▶ **Dataset items**
··········
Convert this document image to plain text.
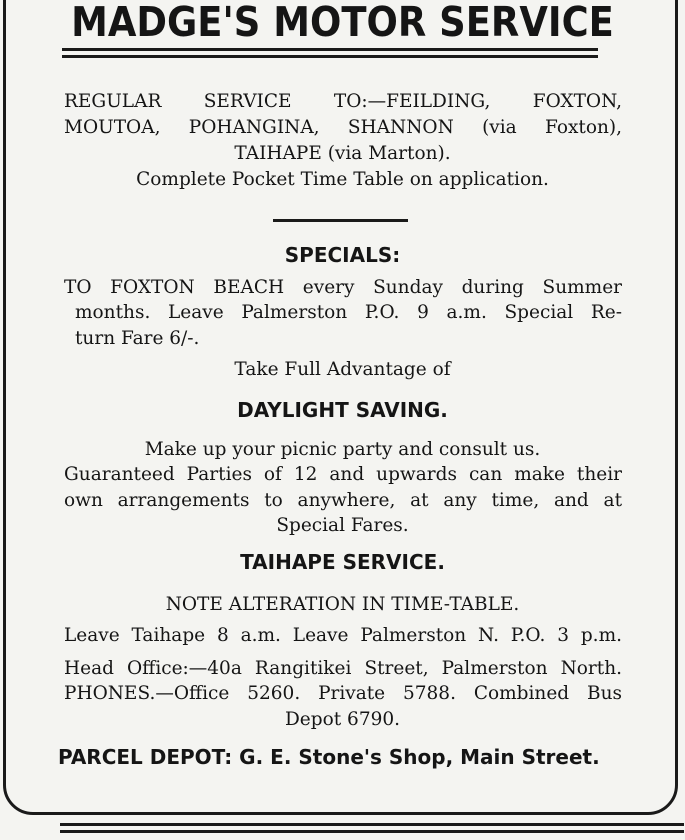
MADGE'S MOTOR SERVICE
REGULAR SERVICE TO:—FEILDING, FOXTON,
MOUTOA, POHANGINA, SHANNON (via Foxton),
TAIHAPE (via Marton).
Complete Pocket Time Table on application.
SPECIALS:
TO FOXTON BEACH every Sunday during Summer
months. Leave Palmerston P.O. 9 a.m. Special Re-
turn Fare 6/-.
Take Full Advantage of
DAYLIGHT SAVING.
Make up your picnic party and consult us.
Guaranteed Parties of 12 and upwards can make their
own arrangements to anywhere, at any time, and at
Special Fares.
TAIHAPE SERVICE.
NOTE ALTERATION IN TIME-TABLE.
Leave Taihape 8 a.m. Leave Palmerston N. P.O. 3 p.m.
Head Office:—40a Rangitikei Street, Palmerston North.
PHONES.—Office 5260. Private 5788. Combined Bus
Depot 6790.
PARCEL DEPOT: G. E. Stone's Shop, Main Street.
··········
▶ **JOB**
Reproduce the whole listing exactly, but not the images in it.

▶ **OUTPUT OF THE EXERCISE**
Convert this document image to plain text.
MADGE'S MOTOR SERVICE
REGULAR SERVICE TO:—FEILDING, FOXTON,
MOUTOA, POHANGINA, SHANNON (via Foxton),
TAIHAPE (via Marton).
Complete Pocket Time Table on application.
SPECIALS:
TO FOXTON BEACH every Sunday during Summer
months. Leave Palmerston P.O. 9 a.m. Special Re-
turn Fare 6/-.
Take Full Advantage of
DAYLIGHT SAVING.
Make up your picnic party and consult us.
Guaranteed Parties of 12 and upwards can make their
own arrangements to anywhere, at any time, and at
Special Fares.
TAIHAPE SERVICE.
NOTE ALTERATION IN TIME-TABLE.
Leave Taihape 8 a.m. Leave Palmerston N. P.O. 3 p.m.
Head Office:—40a Rangitikei Street, Palmerston North.
PHONES.—Office 5260. Private 5788. Combined Bus
Depot 6790.
PARCEL DEPOT: G. E. Stone's Shop, Main Street.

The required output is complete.